──────── Given records ────────

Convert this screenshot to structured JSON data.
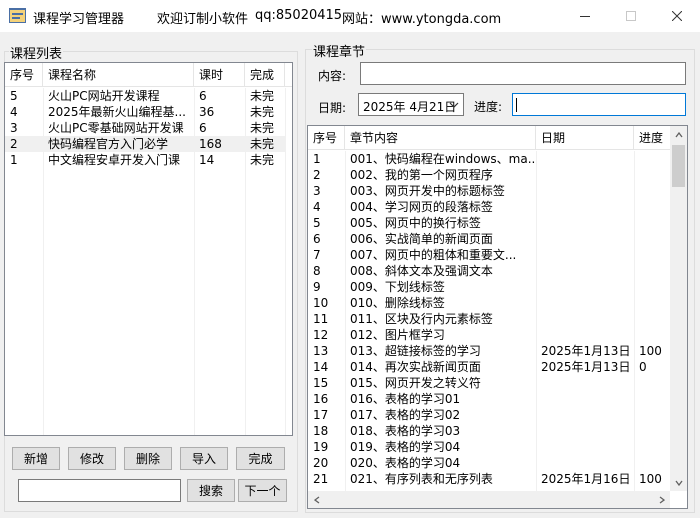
{
  "window": {
    "title": "课程学习管理器",
    "subtitle": "欢迎订制小软件",
    "qq": "qq:85020415",
    "website": "网站：www.ytongda.com"
  },
  "course_panel": {
    "group_label": "课程列表",
    "columns": [
      "序号",
      "课程名称",
      "课时",
      "完成"
    ],
    "rows": [
      [
        "5",
        "火山PC网站开发课程",
        "6",
        "未完"
      ],
      [
        "4",
        "2025年最新火山编程基...",
        "36",
        "未完"
      ],
      [
        "3",
        "火山PC零基础网站开发课",
        "6",
        "未完"
      ],
      [
        "2",
        "快码编程官方入门必学",
        "168",
        "未完"
      ],
      [
        "1",
        "中文编程安卓开发入门课",
        "14",
        "未完"
      ]
    ],
    "buttons": {
      "add": "新增",
      "edit": "修改",
      "delete": "删除",
      "import": "导入",
      "complete": "完成",
      "search": "搜索",
      "next": "下一个"
    },
    "search_value": ""
  },
  "chapter_panel": {
    "group_label": "课程章节",
    "content_label": "内容:",
    "content_value": "",
    "date_label": "日期:",
    "date_value": "2025年 4月21日",
    "progress_label": "进度:",
    "progress_value": "",
    "columns": [
      "序号",
      "章节内容",
      "日期",
      "进度"
    ],
    "rows": [
      [
        "1",
        "001、快码编程在windows、ma...",
        "",
        ""
      ],
      [
        "2",
        "002、我的第一个网页程序",
        "",
        ""
      ],
      [
        "3",
        "003、网页开发中的标题标签",
        "",
        ""
      ],
      [
        "4",
        "004、学习网页的段落标签",
        "",
        ""
      ],
      [
        "5",
        "005、网页中的换行标签",
        "",
        ""
      ],
      [
        "6",
        "006、实战简单的新闻页面",
        "",
        ""
      ],
      [
        "7",
        "007、网页中的粗体和重要文...",
        "",
        ""
      ],
      [
        "8",
        "008、斜体文本及强调文本",
        "",
        ""
      ],
      [
        "9",
        "009、下划线标签",
        "",
        ""
      ],
      [
        "10",
        "010、删除线标签",
        "",
        ""
      ],
      [
        "11",
        "011、区块及行内元素标签",
        "",
        ""
      ],
      [
        "12",
        "012、图片框学习",
        "",
        ""
      ],
      [
        "13",
        "013、超链接标签的学习",
        "2025年1月13日",
        "100"
      ],
      [
        "14",
        "014、再次实战新闻页面",
        "2025年1月13日",
        "0"
      ],
      [
        "15",
        "015、网页开发之转义符",
        "",
        ""
      ],
      [
        "16",
        "016、表格的学习01",
        "",
        ""
      ],
      [
        "17",
        "017、表格的学习02",
        "",
        ""
      ],
      [
        "18",
        "018、表格的学习03",
        "",
        ""
      ],
      [
        "19",
        "019、表格的学习04",
        "",
        ""
      ],
      [
        "20",
        "020、表格的学习04",
        "",
        ""
      ],
      [
        "21",
        "021、有序列表和无序列表",
        "2025年1月16日",
        "100"
      ]
    ]
  },
  "icons": {
    "app": "app-icon",
    "minimize": "minimize-icon",
    "maximize": "maximize-icon",
    "close": "close-icon",
    "dropdown": "chevron-down-icon"
  },
  "colors": {
    "selection": "#f0f0f0",
    "focus_border": "#0078d7",
    "scroll_thumb": "#cdcdcd"
  }
}
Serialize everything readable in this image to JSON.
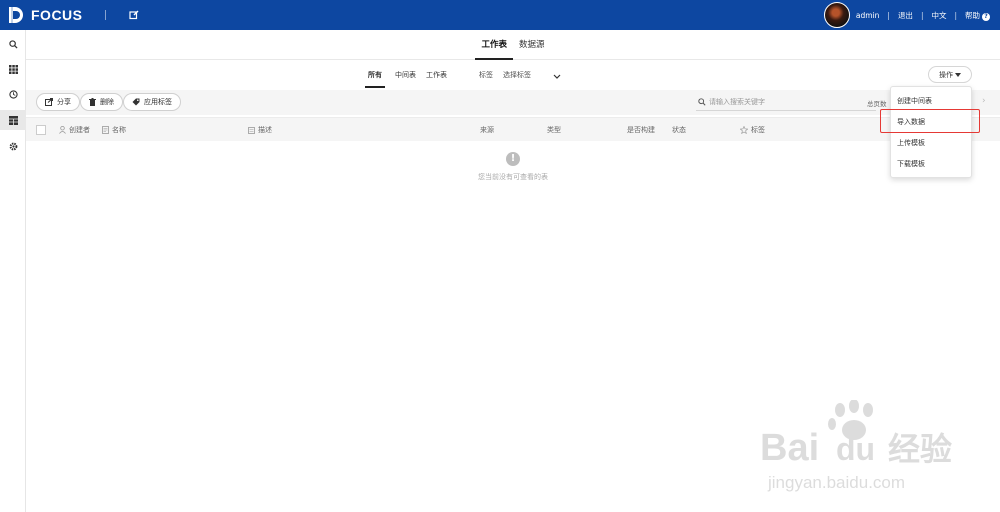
{
  "header": {
    "app_name": "FOCUS",
    "user": "admin",
    "logout": "退出",
    "language": "中文",
    "help": "帮助",
    "brand_color": "#0d47a1"
  },
  "sidebar": {
    "items": [
      {
        "icon": "search-icon"
      },
      {
        "icon": "grid-icon"
      },
      {
        "icon": "clock-icon"
      },
      {
        "icon": "table-icon",
        "active": true
      },
      {
        "icon": "gear-icon"
      }
    ]
  },
  "main_tabs": [
    {
      "label": "工作表",
      "active": true
    },
    {
      "label": "数据源",
      "active": false
    }
  ],
  "sub_tabs": {
    "all": "所有",
    "intermediate": "中间表",
    "worksheet": "工作表",
    "tag": "标签",
    "select_tag": "选择标签"
  },
  "operate_button": "操作",
  "toolbar": {
    "share": "分享",
    "delete": "删除",
    "apply_tag": "应用标签",
    "search_placeholder": "请输入搜索关键字",
    "total_label": "总页数"
  },
  "table": {
    "columns": {
      "creator": "创建者",
      "name": "名称",
      "description": "描述",
      "source": "来源",
      "type": "类型",
      "is_built": "是否构建",
      "status": "状态",
      "tag": "标签"
    },
    "empty_text": "您当前没有可查看的表"
  },
  "dropdown": {
    "items": [
      "创建中间表",
      "导入数据",
      "上传模板",
      "下载模板"
    ],
    "highlighted": "导入数据",
    "highlight_color": "#e53935"
  },
  "watermark": {
    "line1": "Bai",
    "line1b": "du",
    "line1c": "经验",
    "line2": "jingyan.baidu.com"
  }
}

────────

# Description of the task:
Nothing in the entries should change as you copy them, except that the pictures are left out.

# Exercise answer:
Convert this screenshot to structured JSON data.
{
  "window": {
    "title": "课程学习管理器",
    "subtitle": "欢迎订制小软件",
    "qq": "qq:85020415",
    "website": "网站：www.ytongda.com"
  },
  "course_panel": {
    "group_label": "课程列表",
    "columns": [
      "序号",
      "课程名称",
      "课时",
      "完成"
    ],
    "rows": [
      [
        "5",
        "火山PC网站开发课程",
        "6",
        "未完"
      ],
      [
        "4",
        "2025年最新火山编程基...",
        "36",
        "未完"
      ],
      [
        "3",
        "火山PC零基础网站开发课",
        "6",
        "未完"
      ],
      [
        "2",
        "快码编程官方入门必学",
        "168",
        "未完"
      ],
      [
        "1",
        "中文编程安卓开发入门课",
        "14",
        "未完"
      ]
    ],
    "buttons": {
      "add": "新增",
      "edit": "修改",
      "delete": "删除",
      "import": "导入",
      "complete": "完成",
      "search": "搜索",
      "next": "下一个"
    },
    "search_value": ""
  },
  "chapter_panel": {
    "group_label": "课程章节",
    "content_label": "内容:",
    "content_value": "",
    "date_label": "日期:",
    "date_value": "2025年 4月21日",
    "progress_label": "进度:",
    "progress_value": "",
    "columns": [
      "序号",
      "章节内容",
      "日期",
      "进度"
    ],
    "rows": [
      [
        "1",
        "001、快码编程在windows、ma...",
        "",
        ""
      ],
      [
        "2",
        "002、我的第一个网页程序",
        "",
        ""
      ],
      [
        "3",
        "003、网页开发中的标题标签",
        "",
        ""
      ],
      [
        "4",
        "004、学习网页的段落标签",
        "",
        ""
      ],
      [
        "5",
        "005、网页中的换行标签",
        "",
        ""
      ],
      [
        "6",
        "006、实战简单的新闻页面",
        "",
        ""
      ],
      [
        "7",
        "007、网页中的粗体和重要文...",
        "",
        ""
      ],
      [
        "8",
        "008、斜体文本及强调文本",
        "",
        ""
      ],
      [
        "9",
        "009、下划线标签",
        "",
        ""
      ],
      [
        "10",
        "010、删除线标签",
        "",
        ""
      ],
      [
        "11",
        "011、区块及行内元素标签",
        "",
        ""
      ],
      [
        "12",
        "012、图片框学习",
        "",
        ""
      ],
      [
        "13",
        "013、超链接标签的学习",
        "2025年1月13日",
        "100"
      ],
      [
        "14",
        "014、再次实战新闻页面",
        "2025年1月13日",
        "0"
      ],
      [
        "15",
        "015、网页开发之转义符",
        "",
        ""
      ],
      [
        "16",
        "016、表格的学习01",
        "",
        ""
      ],
      [
        "17",
        "017、表格的学习02",
        "",
        ""
      ],
      [
        "18",
        "018、表格的学习03",
        "",
        ""
      ],
      [
        "19",
        "019、表格的学习04",
        "",
        ""
      ],
      [
        "20",
        "020、表格的学习04",
        "",
        ""
      ],
      [
        "21",
        "021、有序列表和无序列表",
        "2025年1月16日",
        "100"
      ]
    ]
  },
  "icons": {
    "app": "app-icon",
    "minimize": "minimize-icon",
    "maximize": "maximize-icon",
    "close": "close-icon",
    "dropdown": "chevron-down-icon"
  },
  "colors": {
    "selection": "#f0f0f0",
    "focus_border": "#0078d7",
    "scroll_thumb": "#cdcdcd"
  }
}
Serialize everything readable in this image to JSON.
{
  "header": {
    "app_name": "FOCUS",
    "user": "admin",
    "logout": "退出",
    "language": "中文",
    "help": "帮助",
    "brand_color": "#0d47a1"
  },
  "sidebar": {
    "items": [
      {
        "icon": "search-icon"
      },
      {
        "icon": "grid-icon"
      },
      {
        "icon": "clock-icon"
      },
      {
        "icon": "table-icon",
        "active": true
      },
      {
        "icon": "gear-icon"
      }
    ]
  },
  "main_tabs": [
    {
      "label": "工作表",
      "active": true
    },
    {
      "label": "数据源",
      "active": false
    }
  ],
  "sub_tabs": {
    "all": "所有",
    "intermediate": "中间表",
    "worksheet": "工作表",
    "tag": "标签",
    "select_tag": "选择标签"
  },
  "operate_button": "操作",
  "toolbar": {
    "share": "分享",
    "delete": "删除",
    "apply_tag": "应用标签",
    "search_placeholder": "请输入搜索关键字",
    "total_label": "总页数"
  },
  "table": {
    "columns": {
      "creator": "创建者",
      "name": "名称",
      "description": "描述",
      "source": "来源",
      "type": "类型",
      "is_built": "是否构建",
      "status": "状态",
      "tag": "标签"
    },
    "empty_text": "您当前没有可查看的表"
  },
  "dropdown": {
    "items": [
      "创建中间表",
      "导入数据",
      "上传模板",
      "下载模板"
    ],
    "highlighted": "导入数据",
    "highlight_color": "#e53935"
  },
  "watermark": {
    "line1": "Bai",
    "line1b": "du",
    "line1c": "经验",
    "line2": "jingyan.baidu.com"
  }
}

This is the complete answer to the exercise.